The algorithms were programmed in C, using the Metrowerks Code Warrior compiler, version 5.5, and run on a G4 PowerBook, with a 1.67 GHz PowerPC processor and 1 GB DDR SDRAM memory. Time was clocked with the clock() C procedures, using the C header file time.h.
We used the ran1.c random number generator algorithm of Numerical Recipes in C, starting with a seed equal to −200 and generated with this random samples of 10,000 normally distributed random variables, with expectation 0, and standard deviation 1, 0.1 and 0.01, respectively, and added these to the values of the function y = x2, on an equidistant grid of points on [−1, 1], with distance 0.0002 between the points.
As the solution has large ‘blocks’ of equal difference ratios (ri + 1 − ri)/(xi + 1 − xi), and since the interior point method with logarithmic barrier can only accommodate to solutions where all these difference ratios are different, one cannot expect the interior point method to attain the same accuracy as the support reduction algorithm. And indeed we could not push the parameter μ further down than μ= 10−8 (without getting into numerical difficulties with the inversion of the Hessian band matrix for the parameters ri), for which value the criterion function is still slightly larger than the one obtained by the support reduction algorithm. How important this is for practical purposes is of course another matter.
The support reduction algorithm was run until the inequality conditions of lemma 1 were satisfied within a tolerance of 10−8, i.e. the expression on the left side of the inequalities had to be larger than −10−8. Note that the algorithm is so designed that the equality conditions of lemma 1 will automatically be satisfied. The support reduction algorithm works best if the noise is rather large, whereas the interior point method with logarithmic barrier has a more or less constant behaviour. This is illustrated in Table 1.
Table 1.
Number of iterations | Time (seconds) | Noise | |||
---|---|---|---|---|---|
SR | 27 | 0.24 | 4950.840019 | Normal (0,1) | |
IP | 27 | 4.53 | 4950.840168 | Normal (0,1) | |
SR | 48 | 0.36 | 49.4252297 | Normal (0,0.1) | |
IP | 27 | 4.41 | 49.4253782 | Normal (0,0.1) | |
SR | 143 | 0.95 | 0.491968 | Normal (0,0.01) | |
IP | 27 | 4.46 | 0.492106 | Normal (0,0.01) |
The number of (outer) iterations for the interior point method is the same for the three examples, but this is just the number of times that the original λ is divided by 2 to get below 10−8. We had to allow for 100 inner iterations for the interior point method, otherwise the inner minimization problem did not get solved, which makes the algorithm start diverging instead of converging. Therefore the number of (outer) iterations may be a slightly misleading indicator of its performance. For the last example the generators found by the support reduction algorithm has increased to 62.

(Region annotation records)
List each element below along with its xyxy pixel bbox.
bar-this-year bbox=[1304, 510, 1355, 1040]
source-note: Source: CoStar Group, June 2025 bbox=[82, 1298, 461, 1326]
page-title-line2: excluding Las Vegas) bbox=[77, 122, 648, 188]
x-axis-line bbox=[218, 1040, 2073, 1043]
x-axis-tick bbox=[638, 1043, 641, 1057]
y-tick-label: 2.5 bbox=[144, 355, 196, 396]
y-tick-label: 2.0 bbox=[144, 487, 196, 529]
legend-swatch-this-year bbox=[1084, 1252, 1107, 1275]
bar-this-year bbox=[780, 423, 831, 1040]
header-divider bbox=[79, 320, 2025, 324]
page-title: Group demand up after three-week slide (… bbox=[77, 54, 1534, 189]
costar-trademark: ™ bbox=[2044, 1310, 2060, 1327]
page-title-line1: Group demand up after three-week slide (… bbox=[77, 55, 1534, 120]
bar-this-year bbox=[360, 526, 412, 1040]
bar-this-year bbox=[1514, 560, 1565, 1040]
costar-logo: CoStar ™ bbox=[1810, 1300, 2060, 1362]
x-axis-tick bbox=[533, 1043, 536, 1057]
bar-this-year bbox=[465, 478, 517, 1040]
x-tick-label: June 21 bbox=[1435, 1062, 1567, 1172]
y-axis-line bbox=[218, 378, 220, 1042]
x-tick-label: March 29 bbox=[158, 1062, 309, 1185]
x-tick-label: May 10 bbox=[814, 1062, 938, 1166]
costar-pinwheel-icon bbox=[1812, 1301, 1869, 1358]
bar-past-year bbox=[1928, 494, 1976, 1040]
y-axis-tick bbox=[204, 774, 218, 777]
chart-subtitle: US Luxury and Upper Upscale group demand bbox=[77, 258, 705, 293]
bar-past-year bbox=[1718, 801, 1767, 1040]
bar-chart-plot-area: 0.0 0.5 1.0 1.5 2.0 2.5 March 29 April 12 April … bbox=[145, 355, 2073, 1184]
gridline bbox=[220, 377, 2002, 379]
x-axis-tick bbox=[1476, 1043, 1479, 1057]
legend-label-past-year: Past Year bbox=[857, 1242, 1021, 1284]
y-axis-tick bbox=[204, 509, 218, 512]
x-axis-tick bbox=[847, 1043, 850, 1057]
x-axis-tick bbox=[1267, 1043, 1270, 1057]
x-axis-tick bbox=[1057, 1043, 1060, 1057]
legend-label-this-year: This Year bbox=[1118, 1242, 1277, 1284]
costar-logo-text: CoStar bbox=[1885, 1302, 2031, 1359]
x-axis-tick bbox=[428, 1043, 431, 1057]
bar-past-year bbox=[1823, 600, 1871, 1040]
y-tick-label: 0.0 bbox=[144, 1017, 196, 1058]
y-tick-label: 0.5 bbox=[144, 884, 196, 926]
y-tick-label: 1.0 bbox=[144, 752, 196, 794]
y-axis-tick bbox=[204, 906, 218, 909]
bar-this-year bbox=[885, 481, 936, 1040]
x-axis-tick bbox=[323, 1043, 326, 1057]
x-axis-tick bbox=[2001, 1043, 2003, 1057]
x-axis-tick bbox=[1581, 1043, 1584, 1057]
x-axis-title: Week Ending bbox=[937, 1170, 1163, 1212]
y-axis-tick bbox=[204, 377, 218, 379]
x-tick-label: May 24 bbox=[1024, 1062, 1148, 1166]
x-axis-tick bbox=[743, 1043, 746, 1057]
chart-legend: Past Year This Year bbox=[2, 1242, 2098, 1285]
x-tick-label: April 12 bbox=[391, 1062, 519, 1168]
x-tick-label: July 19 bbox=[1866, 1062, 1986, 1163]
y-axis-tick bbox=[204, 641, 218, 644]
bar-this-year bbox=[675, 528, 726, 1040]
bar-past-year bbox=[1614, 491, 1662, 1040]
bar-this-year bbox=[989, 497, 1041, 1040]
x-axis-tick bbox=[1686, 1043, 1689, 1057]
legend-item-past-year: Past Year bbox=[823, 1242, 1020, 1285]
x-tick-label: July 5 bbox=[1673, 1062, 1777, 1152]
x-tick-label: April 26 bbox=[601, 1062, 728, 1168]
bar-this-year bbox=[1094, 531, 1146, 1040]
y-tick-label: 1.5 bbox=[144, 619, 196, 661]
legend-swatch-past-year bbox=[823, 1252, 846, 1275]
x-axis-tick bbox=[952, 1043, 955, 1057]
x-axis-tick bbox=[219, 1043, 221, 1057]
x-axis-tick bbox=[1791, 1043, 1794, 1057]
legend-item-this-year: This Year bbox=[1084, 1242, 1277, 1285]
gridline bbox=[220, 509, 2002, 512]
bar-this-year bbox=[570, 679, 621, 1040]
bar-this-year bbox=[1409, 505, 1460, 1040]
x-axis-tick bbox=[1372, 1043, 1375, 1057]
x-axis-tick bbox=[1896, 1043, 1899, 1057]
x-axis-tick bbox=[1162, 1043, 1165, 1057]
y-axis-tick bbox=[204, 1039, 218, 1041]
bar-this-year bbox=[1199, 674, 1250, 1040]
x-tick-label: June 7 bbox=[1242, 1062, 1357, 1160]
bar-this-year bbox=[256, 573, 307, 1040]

### Work to do
a) Transcribe the passage of the text on the support reduction and interior point algorithms that begins with "The algorithms were" and continues through "header file time.h.".
b) According to the text on the support reduction and interior point algorithms, which compiler was used to program the algorithms in C?
c) Resume the text on the support reduction and interior point algorithms, starting after its final sentence.
The records are material independent of the text on the support reduction and interior point algorithms.

### Answers
a)
The algorithms were programmed in C, using the Metrowerks Code Warrior compiler, version 5.5, and run on a G4 PowerBook, with a 1.67 GHz PowerPC processor and 1 GB DDR SDRAM memory. Time was clocked with the clock() C procedures, using the C header file time.h.

b) The Metrowerks Code Warrior compiler, version 5.5.

c)
The Aspect problem
This model is from Aspect et al. (1982) and deals with so-called quantum non-locality experiments. A nice exposition of ideas involved is given in Gill (2007), and we give below a brief description of what this is about, following Gill’s exposition.
Bell’s theorem states that quantum physics (also ‘quantum mechanics’ or QM) is incompatible with classical physics, in particular with local realism (LR). Under LR, a certain correlation inequality (Bell’s inequality) has to be satisfied, but under QM this inequality can be violated. The experiment described in Aspect et al. (1982) is believed to show that Bell’s inequality can be violated ‘in nature’ and hence to settle the incompatibility in favour of QM. However, this experiment exhibits certain shortcomings and one is therefore still looking for a ‘definitive successful experiment’, settling the matter in favour of QM.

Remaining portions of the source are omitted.